> Input records

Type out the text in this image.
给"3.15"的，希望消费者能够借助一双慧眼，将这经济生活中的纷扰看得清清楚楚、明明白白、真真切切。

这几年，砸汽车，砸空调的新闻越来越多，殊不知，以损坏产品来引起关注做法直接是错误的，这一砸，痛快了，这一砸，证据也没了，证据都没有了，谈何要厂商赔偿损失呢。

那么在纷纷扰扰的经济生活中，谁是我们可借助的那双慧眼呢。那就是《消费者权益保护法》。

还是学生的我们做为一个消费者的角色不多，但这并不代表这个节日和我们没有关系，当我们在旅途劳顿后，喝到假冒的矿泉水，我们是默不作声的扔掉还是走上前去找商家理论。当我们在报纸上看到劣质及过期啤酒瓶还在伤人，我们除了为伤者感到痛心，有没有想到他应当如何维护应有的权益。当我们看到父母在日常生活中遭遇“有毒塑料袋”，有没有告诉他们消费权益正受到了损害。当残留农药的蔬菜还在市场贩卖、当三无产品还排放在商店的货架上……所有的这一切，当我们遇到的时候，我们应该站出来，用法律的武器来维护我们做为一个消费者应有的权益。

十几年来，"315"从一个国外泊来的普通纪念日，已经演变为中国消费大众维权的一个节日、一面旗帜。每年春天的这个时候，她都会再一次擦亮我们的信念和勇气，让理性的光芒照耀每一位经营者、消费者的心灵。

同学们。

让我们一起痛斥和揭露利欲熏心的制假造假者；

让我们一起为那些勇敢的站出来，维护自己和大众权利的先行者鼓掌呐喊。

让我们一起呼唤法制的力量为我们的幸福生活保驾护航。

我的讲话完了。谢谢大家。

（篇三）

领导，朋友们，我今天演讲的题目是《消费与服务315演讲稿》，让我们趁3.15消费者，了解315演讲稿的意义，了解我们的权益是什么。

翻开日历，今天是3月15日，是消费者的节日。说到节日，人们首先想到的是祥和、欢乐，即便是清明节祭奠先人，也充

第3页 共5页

> Exercise
Recite the full listing above exactly.

> Answer below
Type out the text in this image.
给"3.15"的，希望消费者能够借助一双慧眼，将这经济生活中的纷扰看得清清楚楚、明明白白、真真切切。

这几年，砸汽车，砸空调的新闻越来越多，殊不知，以损坏产品来引起关注做法直接是错误的，这一砸，痛快了，这一砸，证据也没了，证据都没有了，谈何要厂商赔偿损失呢。

那么在纷纷扰扰的经济生活中，谁是我们可借助的那双慧眼呢。那就是《消费者权益保护法》。

还是学生的我们做为一个消费者的角色不多，但这并不代表这个节日和我们没有关系，当我们在旅途劳顿后，喝到假冒的矿泉水，我们是默不作声的扔掉还是走上前去找商家理论。当我们在报纸上看到劣质及过期啤酒瓶还在伤人，我们除了为伤者感到痛心，有没有想到他应当如何维护应有的权益。当我们看到父母在日常生活中遭遇“有毒塑料袋”，有没有告诉他们消费权益正受到了损害。当残留农药的蔬菜还在市场贩卖、当三无产品还排放在商店的货架上……所有的这一切，当我们遇到的时候，我们应该站出来，用法律的武器来维护我们做为一个消费者应有的权益。

十几年来，"315"从一个国外泊来的普通纪念日，已经演变为中国消费大众维权的一个节日、一面旗帜。每年春天的这个时候，她都会再一次擦亮我们的信念和勇气，让理性的光芒照耀每一位经营者、消费者的心灵。

同学们。

让我们一起痛斥和揭露利欲熏心的制假造假者；

让我们一起为那些勇敢的站出来，维护自己和大众权利的先行者鼓掌呐喊。

让我们一起呼唤法制的力量为我们的幸福生活保驾护航。

我的讲话完了。谢谢大家。

（篇三）

领导，朋友们，我今天演讲的题目是《消费与服务315演讲稿》，让我们趁3.15消费者，了解315演讲稿的意义，了解我们的权益是什么。

翻开日历，今天是3月15日，是消费者的节日。说到节日，人们首先想到的是祥和、欢乐，即便是清明节祭奠先人，也充

第3页 共5页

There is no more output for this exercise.